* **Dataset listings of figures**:
++++++

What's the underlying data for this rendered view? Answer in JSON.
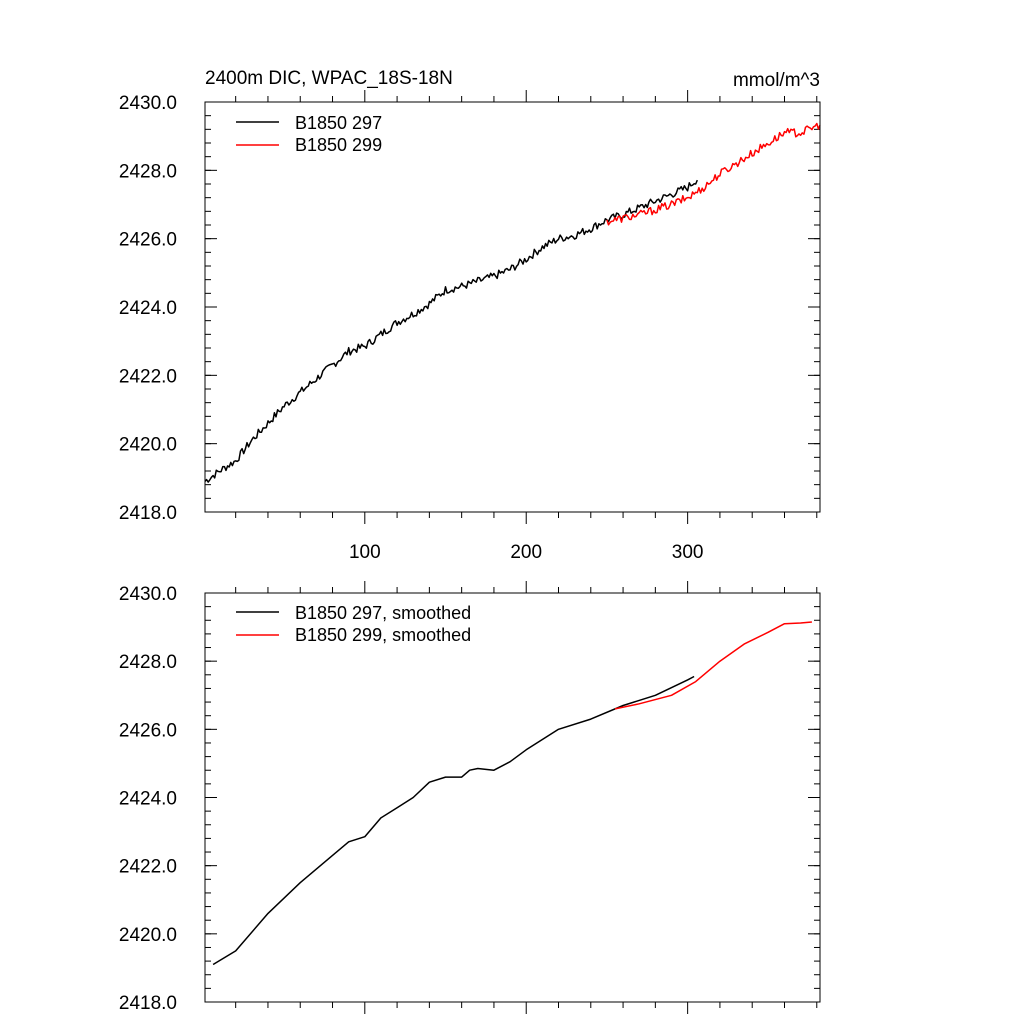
{
  "colors": {
    "black": "#000000",
    "red": "#ff0000"
  },
  "chart_data": [
    {
      "type": "line",
      "title_left": "2400m DIC, WPAC_18S-18N",
      "title_right": "mmol/m^3",
      "xlim": [
        1,
        382
      ],
      "ylim": [
        2418.0,
        2430.0
      ],
      "x_ticks": [
        100,
        200,
        300
      ],
      "x_tick_labels": [
        "100",
        "200",
        "300"
      ],
      "y_ticks": [
        2418,
        2420,
        2422,
        2424,
        2426,
        2428,
        2430
      ],
      "y_tick_labels": [
        "2418.0",
        "2420.0",
        "2422.0",
        "2424.0",
        "2426.0",
        "2428.0",
        "2430.0"
      ],
      "legend_position": "top-left",
      "series": [
        {
          "name": "B1850 297",
          "color": "#000000",
          "x": [
            1,
            10,
            20,
            30,
            40,
            50,
            60,
            70,
            80,
            90,
            100,
            110,
            120,
            130,
            140,
            150,
            160,
            170,
            180,
            190,
            200,
            210,
            220,
            230,
            240,
            250,
            260,
            270,
            280,
            290,
            300,
            306
          ],
          "y": [
            2418.9,
            2419.2,
            2419.5,
            2420.1,
            2420.6,
            2421.1,
            2421.5,
            2421.9,
            2422.3,
            2422.7,
            2422.85,
            2423.2,
            2423.55,
            2423.8,
            2424.1,
            2424.5,
            2424.6,
            2424.75,
            2424.9,
            2425.1,
            2425.4,
            2425.75,
            2426.0,
            2426.1,
            2426.3,
            2426.55,
            2426.7,
            2426.9,
            2427.1,
            2427.3,
            2427.5,
            2427.75
          ],
          "noise": 0.12
        },
        {
          "name": "B1850 299",
          "color": "#ff0000",
          "x": [
            250,
            260,
            270,
            280,
            290,
            300,
            310,
            320,
            330,
            340,
            350,
            360,
            370,
            380,
            382
          ],
          "y": [
            2426.5,
            2426.6,
            2426.7,
            2426.85,
            2427.0,
            2427.2,
            2427.5,
            2427.9,
            2428.2,
            2428.5,
            2428.8,
            2429.1,
            2429.1,
            2429.3,
            2429.35
          ],
          "noise": 0.12
        }
      ]
    },
    {
      "type": "line",
      "xlim": [
        1,
        382
      ],
      "ylim": [
        2418.0,
        2430.0
      ],
      "x_ticks": [
        100,
        200,
        300
      ],
      "y_ticks": [
        2418,
        2420,
        2422,
        2424,
        2426,
        2428,
        2430
      ],
      "y_tick_labels": [
        "2418.0",
        "2420.0",
        "2422.0",
        "2424.0",
        "2426.0",
        "2428.0",
        "2430.0"
      ],
      "legend_position": "top-left",
      "series": [
        {
          "name": "B1850 297, smoothed",
          "color": "#000000",
          "x": [
            6,
            20,
            40,
            60,
            80,
            90,
            100,
            110,
            120,
            130,
            140,
            150,
            160,
            165,
            170,
            180,
            190,
            200,
            220,
            240,
            260,
            280,
            300,
            304
          ],
          "y": [
            2419.1,
            2419.5,
            2420.6,
            2421.5,
            2422.3,
            2422.7,
            2422.85,
            2423.4,
            2423.7,
            2424.0,
            2424.45,
            2424.6,
            2424.6,
            2424.8,
            2424.85,
            2424.8,
            2425.05,
            2425.4,
            2426.0,
            2426.3,
            2426.7,
            2427.0,
            2427.45,
            2427.55
          ]
        },
        {
          "name": "B1850 299, smoothed",
          "color": "#ff0000",
          "x": [
            255,
            270,
            290,
            305,
            320,
            335,
            350,
            360,
            370,
            377
          ],
          "y": [
            2426.6,
            2426.75,
            2427.0,
            2427.4,
            2428.0,
            2428.5,
            2428.85,
            2429.1,
            2429.12,
            2429.15
          ]
        }
      ]
    }
  ]
}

++++++

* **PROBLEM TO WORK ON**:
Pictures excluded, quote all the data above exactly.

* **ANSWER**:
What's the underlying data for this rendered view? Answer in JSON.
{
  "colors": {
    "black": "#000000",
    "red": "#ff0000"
  },
  "chart_data": [
    {
      "type": "line",
      "title_left": "2400m DIC, WPAC_18S-18N",
      "title_right": "mmol/m^3",
      "xlim": [
        1,
        382
      ],
      "ylim": [
        2418.0,
        2430.0
      ],
      "x_ticks": [
        100,
        200,
        300
      ],
      "x_tick_labels": [
        "100",
        "200",
        "300"
      ],
      "y_ticks": [
        2418,
        2420,
        2422,
        2424,
        2426,
        2428,
        2430
      ],
      "y_tick_labels": [
        "2418.0",
        "2420.0",
        "2422.0",
        "2424.0",
        "2426.0",
        "2428.0",
        "2430.0"
      ],
      "legend_position": "top-left",
      "series": [
        {
          "name": "B1850 297",
          "color": "#000000",
          "x": [
            1,
            10,
            20,
            30,
            40,
            50,
            60,
            70,
            80,
            90,
            100,
            110,
            120,
            130,
            140,
            150,
            160,
            170,
            180,
            190,
            200,
            210,
            220,
            230,
            240,
            250,
            260,
            270,
            280,
            290,
            300,
            306
          ],
          "y": [
            2418.9,
            2419.2,
            2419.5,
            2420.1,
            2420.6,
            2421.1,
            2421.5,
            2421.9,
            2422.3,
            2422.7,
            2422.85,
            2423.2,
            2423.55,
            2423.8,
            2424.1,
            2424.5,
            2424.6,
            2424.75,
            2424.9,
            2425.1,
            2425.4,
            2425.75,
            2426.0,
            2426.1,
            2426.3,
            2426.55,
            2426.7,
            2426.9,
            2427.1,
            2427.3,
            2427.5,
            2427.75
          ],
          "noise": 0.12
        },
        {
          "name": "B1850 299",
          "color": "#ff0000",
          "x": [
            250,
            260,
            270,
            280,
            290,
            300,
            310,
            320,
            330,
            340,
            350,
            360,
            370,
            380,
            382
          ],
          "y": [
            2426.5,
            2426.6,
            2426.7,
            2426.85,
            2427.0,
            2427.2,
            2427.5,
            2427.9,
            2428.2,
            2428.5,
            2428.8,
            2429.1,
            2429.1,
            2429.3,
            2429.35
          ],
          "noise": 0.12
        }
      ]
    },
    {
      "type": "line",
      "xlim": [
        1,
        382
      ],
      "ylim": [
        2418.0,
        2430.0
      ],
      "x_ticks": [
        100,
        200,
        300
      ],
      "y_ticks": [
        2418,
        2420,
        2422,
        2424,
        2426,
        2428,
        2430
      ],
      "y_tick_labels": [
        "2418.0",
        "2420.0",
        "2422.0",
        "2424.0",
        "2426.0",
        "2428.0",
        "2430.0"
      ],
      "legend_position": "top-left",
      "series": [
        {
          "name": "B1850 297, smoothed",
          "color": "#000000",
          "x": [
            6,
            20,
            40,
            60,
            80,
            90,
            100,
            110,
            120,
            130,
            140,
            150,
            160,
            165,
            170,
            180,
            190,
            200,
            220,
            240,
            260,
            280,
            300,
            304
          ],
          "y": [
            2419.1,
            2419.5,
            2420.6,
            2421.5,
            2422.3,
            2422.7,
            2422.85,
            2423.4,
            2423.7,
            2424.0,
            2424.45,
            2424.6,
            2424.6,
            2424.8,
            2424.85,
            2424.8,
            2425.05,
            2425.4,
            2426.0,
            2426.3,
            2426.7,
            2427.0,
            2427.45,
            2427.55
          ]
        },
        {
          "name": "B1850 299, smoothed",
          "color": "#ff0000",
          "x": [
            255,
            270,
            290,
            305,
            320,
            335,
            350,
            360,
            370,
            377
          ],
          "y": [
            2426.6,
            2426.75,
            2427.0,
            2427.4,
            2428.0,
            2428.5,
            2428.85,
            2429.1,
            2429.12,
            2429.15
          ]
        }
      ]
    }
  ]
}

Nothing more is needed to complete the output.